## INSTRUCTION
Every line below must be reproduced exactly. Copy them all.

## Collected data
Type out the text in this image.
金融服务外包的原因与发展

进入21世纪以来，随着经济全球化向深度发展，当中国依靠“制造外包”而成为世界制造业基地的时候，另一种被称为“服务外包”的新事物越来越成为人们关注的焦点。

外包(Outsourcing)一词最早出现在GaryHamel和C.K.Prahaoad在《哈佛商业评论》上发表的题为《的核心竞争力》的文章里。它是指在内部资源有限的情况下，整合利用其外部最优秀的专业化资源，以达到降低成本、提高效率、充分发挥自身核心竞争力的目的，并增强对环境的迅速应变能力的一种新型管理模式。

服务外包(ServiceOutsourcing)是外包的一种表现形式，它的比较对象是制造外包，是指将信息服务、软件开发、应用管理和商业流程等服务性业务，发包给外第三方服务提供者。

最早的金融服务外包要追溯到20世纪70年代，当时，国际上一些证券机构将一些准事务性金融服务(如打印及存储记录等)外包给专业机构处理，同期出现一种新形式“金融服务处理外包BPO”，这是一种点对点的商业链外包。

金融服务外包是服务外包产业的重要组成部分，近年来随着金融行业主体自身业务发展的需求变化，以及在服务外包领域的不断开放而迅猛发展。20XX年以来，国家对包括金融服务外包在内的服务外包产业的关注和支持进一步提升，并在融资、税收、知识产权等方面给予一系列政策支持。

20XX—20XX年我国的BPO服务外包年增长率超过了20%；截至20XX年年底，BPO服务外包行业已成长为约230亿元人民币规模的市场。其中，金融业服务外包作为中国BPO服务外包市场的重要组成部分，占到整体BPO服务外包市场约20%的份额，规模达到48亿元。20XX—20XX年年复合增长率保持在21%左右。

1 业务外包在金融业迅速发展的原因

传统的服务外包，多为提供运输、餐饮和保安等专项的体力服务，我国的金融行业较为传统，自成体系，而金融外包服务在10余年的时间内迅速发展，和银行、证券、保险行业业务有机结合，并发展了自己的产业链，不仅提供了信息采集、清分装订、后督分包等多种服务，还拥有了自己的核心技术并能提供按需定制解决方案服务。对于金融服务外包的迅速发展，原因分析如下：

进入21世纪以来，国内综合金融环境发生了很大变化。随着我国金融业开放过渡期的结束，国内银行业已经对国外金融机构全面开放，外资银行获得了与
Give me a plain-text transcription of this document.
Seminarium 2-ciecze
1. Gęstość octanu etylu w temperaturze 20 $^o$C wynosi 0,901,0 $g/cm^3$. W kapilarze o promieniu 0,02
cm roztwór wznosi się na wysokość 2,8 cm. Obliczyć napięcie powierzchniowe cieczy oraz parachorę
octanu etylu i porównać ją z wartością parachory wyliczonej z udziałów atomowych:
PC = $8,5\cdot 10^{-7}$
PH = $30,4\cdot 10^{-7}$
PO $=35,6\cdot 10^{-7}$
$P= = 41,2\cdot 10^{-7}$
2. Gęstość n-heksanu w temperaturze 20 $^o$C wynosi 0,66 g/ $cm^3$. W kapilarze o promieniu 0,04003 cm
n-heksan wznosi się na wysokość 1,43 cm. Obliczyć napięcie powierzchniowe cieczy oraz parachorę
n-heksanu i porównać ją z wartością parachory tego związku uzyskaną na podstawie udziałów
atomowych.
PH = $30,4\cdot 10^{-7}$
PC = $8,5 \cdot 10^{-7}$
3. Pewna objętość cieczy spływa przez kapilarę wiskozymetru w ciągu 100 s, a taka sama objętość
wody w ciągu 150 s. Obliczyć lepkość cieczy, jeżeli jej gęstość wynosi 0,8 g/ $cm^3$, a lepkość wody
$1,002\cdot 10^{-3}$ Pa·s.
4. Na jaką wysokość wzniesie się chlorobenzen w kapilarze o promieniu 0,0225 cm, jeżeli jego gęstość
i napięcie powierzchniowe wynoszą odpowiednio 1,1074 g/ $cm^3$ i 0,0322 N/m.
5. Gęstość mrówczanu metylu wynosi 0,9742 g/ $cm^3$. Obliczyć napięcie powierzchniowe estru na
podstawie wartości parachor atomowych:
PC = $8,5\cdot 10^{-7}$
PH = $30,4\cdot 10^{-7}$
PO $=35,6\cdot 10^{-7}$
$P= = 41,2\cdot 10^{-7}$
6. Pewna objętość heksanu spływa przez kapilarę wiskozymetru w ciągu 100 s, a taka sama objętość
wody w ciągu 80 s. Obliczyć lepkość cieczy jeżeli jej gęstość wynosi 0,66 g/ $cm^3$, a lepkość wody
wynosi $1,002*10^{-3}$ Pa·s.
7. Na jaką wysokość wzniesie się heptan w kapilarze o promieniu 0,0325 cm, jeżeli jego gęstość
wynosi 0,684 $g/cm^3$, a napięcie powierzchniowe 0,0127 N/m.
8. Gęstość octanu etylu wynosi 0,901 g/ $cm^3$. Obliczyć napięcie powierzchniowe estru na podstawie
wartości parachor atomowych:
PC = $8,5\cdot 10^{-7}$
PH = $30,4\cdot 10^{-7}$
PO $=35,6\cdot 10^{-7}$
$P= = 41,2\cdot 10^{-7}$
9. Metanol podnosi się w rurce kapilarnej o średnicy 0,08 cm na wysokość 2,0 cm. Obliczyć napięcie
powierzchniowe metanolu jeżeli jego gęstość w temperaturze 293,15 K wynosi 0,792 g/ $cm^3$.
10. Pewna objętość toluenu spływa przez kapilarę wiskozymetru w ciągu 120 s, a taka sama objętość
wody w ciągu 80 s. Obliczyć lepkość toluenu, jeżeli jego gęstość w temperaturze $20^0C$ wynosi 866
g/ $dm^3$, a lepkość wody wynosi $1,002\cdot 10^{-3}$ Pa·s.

## RESULT
Type out the text in this image.
金融服务外包的原因与发展

进入21世纪以来，随着经济全球化向深度发展，当中国依靠“制造外包”而成为世界制造业基地的时候，另一种被称为“服务外包”的新事物越来越成为人们关注的焦点。

外包(Outsourcing)一词最早出现在GaryHamel和C.K.Prahaoad在《哈佛商业评论》上发表的题为《的核心竞争力》的文章里。它是指在内部资源有限的情况下，整合利用其外部最优秀的专业化资源，以达到降低成本、提高效率、充分发挥自身核心竞争力的目的，并增强对环境的迅速应变能力的一种新型管理模式。

服务外包(ServiceOutsourcing)是外包的一种表现形式，它的比较对象是制造外包，是指将信息服务、软件开发、应用管理和商业流程等服务性业务，发包给外第三方服务提供者。

最早的金融服务外包要追溯到20世纪70年代，当时，国际上一些证券机构将一些准事务性金融服务(如打印及存储记录等)外包给专业机构处理，同期出现一种新形式“金融服务处理外包BPO”，这是一种点对点的商业链外包。

金融服务外包是服务外包产业的重要组成部分，近年来随着金融行业主体自身业务发展的需求变化，以及在服务外包领域的不断开放而迅猛发展。20XX年以来，国家对包括金融服务外包在内的服务外包产业的关注和支持进一步提升，并在融资、税收、知识产权等方面给予一系列政策支持。

20XX—20XX年我国的BPO服务外包年增长率超过了20%；截至20XX年年底，BPO服务外包行业已成长为约230亿元人民币规模的市场。其中，金融业服务外包作为中国BPO服务外包市场的重要组成部分，占到整体BPO服务外包市场约20%的份额，规模达到48亿元。20XX—20XX年年复合增长率保持在21%左右。

1 业务外包在金融业迅速发展的原因

传统的服务外包，多为提供运输、餐饮和保安等专项的体力服务，我国的金融行业较为传统，自成体系，而金融外包服务在10余年的时间内迅速发展，和银行、证券、保险行业业务有机结合，并发展了自己的产业链，不仅提供了信息采集、清分装订、后督分包等多种服务，还拥有了自己的核心技术并能提供按需定制解决方案服务。对于金融服务外包的迅速发展，原因分析如下：

进入21世纪以来，国内综合金融环境发生了很大变化。随着我国金融业开放过渡期的结束，国内银行业已经对国外金融机构全面开放，外资银行获得了与
Give me a plain-text transcription of this document.
Seminarium 2-ciecze
1. Gęstość octanu etylu w temperaturze 20 $^o$C wynosi 0,901,0 $g/cm^3$. W kapilarze o promieniu 0,02
cm roztwór wznosi się na wysokość 2,8 cm. Obliczyć napięcie powierzchniowe cieczy oraz parachorę
octanu etylu i porównać ją z wartością parachory wyliczonej z udziałów atomowych:
PC = $8,5\cdot 10^{-7}$
PH = $30,4\cdot 10^{-7}$
PO $=35,6\cdot 10^{-7}$
$P= = 41,2\cdot 10^{-7}$
2. Gęstość n-heksanu w temperaturze 20 $^o$C wynosi 0,66 g/ $cm^3$. W kapilarze o promieniu 0,04003 cm
n-heksan wznosi się na wysokość 1,43 cm. Obliczyć napięcie powierzchniowe cieczy oraz parachorę
n-heksanu i porównać ją z wartością parachory tego związku uzyskaną na podstawie udziałów
atomowych.
PH = $30,4\cdot 10^{-7}$
PC = $8,5 \cdot 10^{-7}$
3. Pewna objętość cieczy spływa przez kapilarę wiskozymetru w ciągu 100 s, a taka sama objętość
wody w ciągu 150 s. Obliczyć lepkość cieczy, jeżeli jej gęstość wynosi 0,8 g/ $cm^3$, a lepkość wody
$1,002\cdot 10^{-3}$ Pa·s.
4. Na jaką wysokość wzniesie się chlorobenzen w kapilarze o promieniu 0,0225 cm, jeżeli jego gęstość
i napięcie powierzchniowe wynoszą odpowiednio 1,1074 g/ $cm^3$ i 0,0322 N/m.
5. Gęstość mrówczanu metylu wynosi 0,9742 g/ $cm^3$. Obliczyć napięcie powierzchniowe estru na
podstawie wartości parachor atomowych:
PC = $8,5\cdot 10^{-7}$
PH = $30,4\cdot 10^{-7}$
PO $=35,6\cdot 10^{-7}$
$P= = 41,2\cdot 10^{-7}$
6. Pewna objętość heksanu spływa przez kapilarę wiskozymetru w ciągu 100 s, a taka sama objętość
wody w ciągu 80 s. Obliczyć lepkość cieczy jeżeli jej gęstość wynosi 0,66 g/ $cm^3$, a lepkość wody
wynosi $1,002*10^{-3}$ Pa·s.
7. Na jaką wysokość wzniesie się heptan w kapilarze o promieniu 0,0325 cm, jeżeli jego gęstość
wynosi 0,684 $g/cm^3$, a napięcie powierzchniowe 0,0127 N/m.
8. Gęstość octanu etylu wynosi 0,901 g/ $cm^3$. Obliczyć napięcie powierzchniowe estru na podstawie
wartości parachor atomowych:
PC = $8,5\cdot 10^{-7}$
PH = $30,4\cdot 10^{-7}$
PO $=35,6\cdot 10^{-7}$
$P= = 41,2\cdot 10^{-7}$
9. Metanol podnosi się w rurce kapilarnej o średnicy 0,08 cm na wysokość 2,0 cm. Obliczyć napięcie
powierzchniowe metanolu jeżeli jego gęstość w temperaturze 293,15 K wynosi 0,792 g/ $cm^3$.
10. Pewna objętość toluenu spływa przez kapilarę wiskozymetru w ciągu 120 s, a taka sama objętość
wody w ciągu 80 s. Obliczyć lepkość toluenu, jeżeli jego gęstość w temperaturze $20^0C$ wynosi 866
g/ $dm^3$, a lepkość wody wynosi $1,002\cdot 10^{-3}$ Pa·s.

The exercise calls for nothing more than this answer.